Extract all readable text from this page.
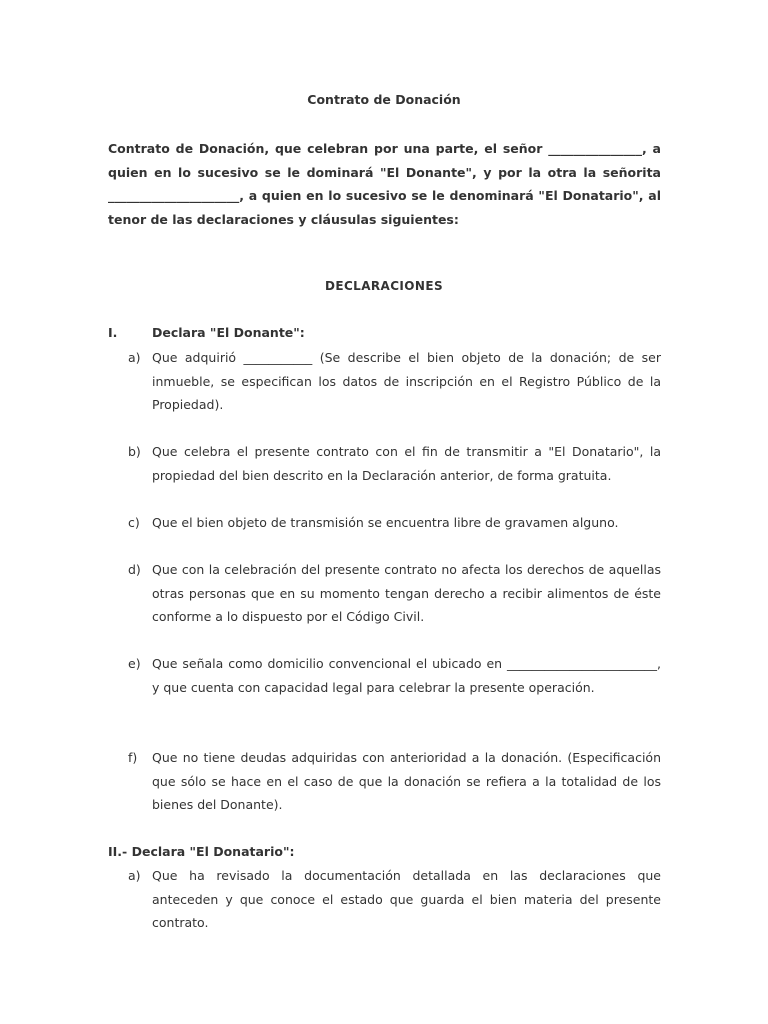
Contrato de Donación
Contrato de Donación, que celebran por una parte, el señor _______________, a quien en lo sucesivo se le dominará "El Donante", y por la otra la señorita _____________________, a quien en lo sucesivo se le denominará "El Donatario", al tenor de las declaraciones y cláusulas siguientes:
DECLARACIONES
I.	Declara "El Donante":
a) Que adquirió ___________ (Se describe el bien objeto de la donación; de ser inmueble, se especifican los datos de inscripción en el Registro Público de la Propiedad).
b) Que celebra el presente contrato con el fin de transmitir a "El Donatario", la propiedad del bien descrito en la Declaración anterior, de forma gratuita.
c) Que el bien objeto de transmisión se encuentra libre de gravamen alguno.
d) Que con la celebración del presente contrato no afecta los derechos de aquellas otras personas que en su momento tengan derecho a recibir alimentos de éste conforme a lo dispuesto por el Código Civil.
e) Que señala como domicilio convencional el ubicado en ________________________, y que cuenta con capacidad legal para celebrar la presente operación.
f)	Que no tiene deudas adquiridas con anterioridad a la donación. (Especificación que sólo se hace en el caso de que la donación se refiera a la totalidad de los bienes del Donante).
II.- Declara "El Donatario":
a) Que ha revisado la documentación detallada en las declaraciones que anteceden y que conoce el estado que guarda el bien materia del presente contrato.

* **EXERCISE DETAILS**
Quote every record above exactly, omitting any pictures they contain.

* **SOLUTION BELOW**
Extract all readable text from this page.
Contrato de Donación
Contrato de Donación, que celebran por una parte, el señor _______________, a quien en lo sucesivo se le dominará "El Donante", y por la otra la señorita _____________________, a quien en lo sucesivo se le denominará "El Donatario", al tenor de las declaraciones y cláusulas siguientes:
DECLARACIONES
I.	Declara "El Donante":
a) Que adquirió ___________ (Se describe el bien objeto de la donación; de ser inmueble, se especifican los datos de inscripción en el Registro Público de la Propiedad).
b) Que celebra el presente contrato con el fin de transmitir a "El Donatario", la propiedad del bien descrito en la Declaración anterior, de forma gratuita.
c) Que el bien objeto de transmisión se encuentra libre de gravamen alguno.
d) Que con la celebración del presente contrato no afecta los derechos de aquellas otras personas que en su momento tengan derecho a recibir alimentos de éste conforme a lo dispuesto por el Código Civil.
e) Que señala como domicilio convencional el ubicado en ________________________, y que cuenta con capacidad legal para celebrar la presente operación.
f)	Que no tiene deudas adquiridas con anterioridad a la donación. (Especificación que sólo se hace en el caso de que la donación se refiera a la totalidad de los bienes del Donante).
II.- Declara "El Donatario":
a) Que ha revisado la documentación detallada en las declaraciones que anteceden y que conoce el estado que guarda el bien materia del presente contrato.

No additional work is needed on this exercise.